EXERCISE
Gather every line below where "kerja" appears.

INPUT FOR THIS TASK

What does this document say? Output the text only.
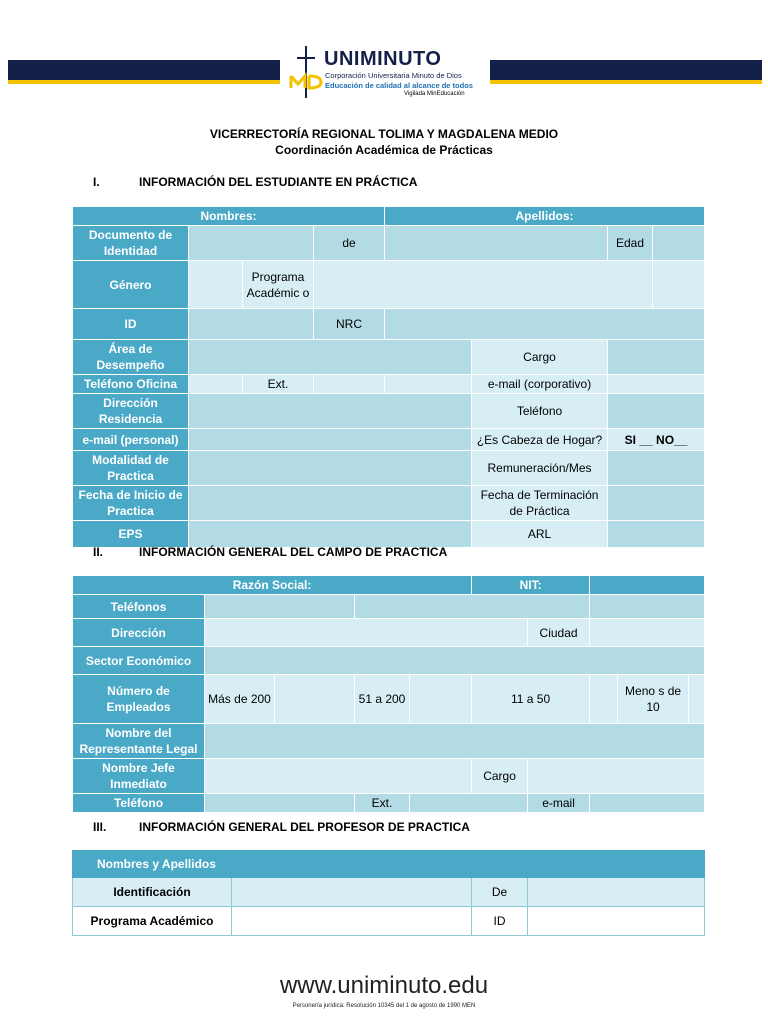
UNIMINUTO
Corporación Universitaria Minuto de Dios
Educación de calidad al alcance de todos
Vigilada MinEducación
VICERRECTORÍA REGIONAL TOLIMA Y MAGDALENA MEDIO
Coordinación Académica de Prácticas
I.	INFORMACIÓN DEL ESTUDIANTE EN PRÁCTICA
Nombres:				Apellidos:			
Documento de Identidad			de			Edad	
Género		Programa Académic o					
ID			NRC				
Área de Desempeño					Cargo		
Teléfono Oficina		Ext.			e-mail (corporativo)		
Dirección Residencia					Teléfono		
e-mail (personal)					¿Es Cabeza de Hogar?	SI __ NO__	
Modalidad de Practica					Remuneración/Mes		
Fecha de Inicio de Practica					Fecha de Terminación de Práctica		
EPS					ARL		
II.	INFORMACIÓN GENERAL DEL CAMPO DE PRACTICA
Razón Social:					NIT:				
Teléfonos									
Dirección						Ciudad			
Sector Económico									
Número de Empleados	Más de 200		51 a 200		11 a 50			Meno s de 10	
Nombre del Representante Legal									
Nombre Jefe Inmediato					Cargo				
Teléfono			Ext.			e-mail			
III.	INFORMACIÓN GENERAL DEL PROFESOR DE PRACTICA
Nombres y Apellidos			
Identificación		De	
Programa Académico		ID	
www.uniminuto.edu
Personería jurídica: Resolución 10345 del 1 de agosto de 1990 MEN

---

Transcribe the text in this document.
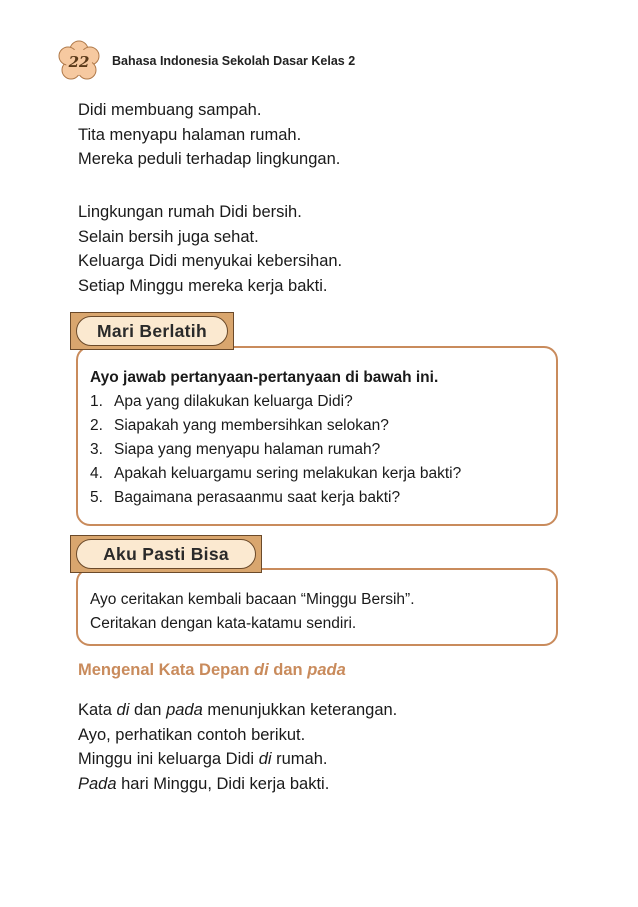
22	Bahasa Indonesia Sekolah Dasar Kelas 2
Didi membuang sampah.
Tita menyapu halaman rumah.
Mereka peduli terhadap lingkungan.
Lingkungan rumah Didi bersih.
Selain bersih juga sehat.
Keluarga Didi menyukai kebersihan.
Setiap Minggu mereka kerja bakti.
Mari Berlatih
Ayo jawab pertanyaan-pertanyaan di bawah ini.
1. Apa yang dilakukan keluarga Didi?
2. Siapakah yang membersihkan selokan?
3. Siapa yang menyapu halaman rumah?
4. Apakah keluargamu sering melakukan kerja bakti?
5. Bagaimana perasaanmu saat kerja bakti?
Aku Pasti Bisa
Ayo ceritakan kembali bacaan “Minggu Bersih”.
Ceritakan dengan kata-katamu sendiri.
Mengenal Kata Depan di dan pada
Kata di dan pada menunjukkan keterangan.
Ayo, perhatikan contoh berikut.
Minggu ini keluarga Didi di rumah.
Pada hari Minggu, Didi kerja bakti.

ANSWER IN FULL
Setiap Minggu mereka kerja bakti.
4. Apakah keluargamu sering melakukan kerja bakti?
5. Bagaimana perasaanmu saat kerja bakti?
Pada hari Minggu, Didi kerja bakti.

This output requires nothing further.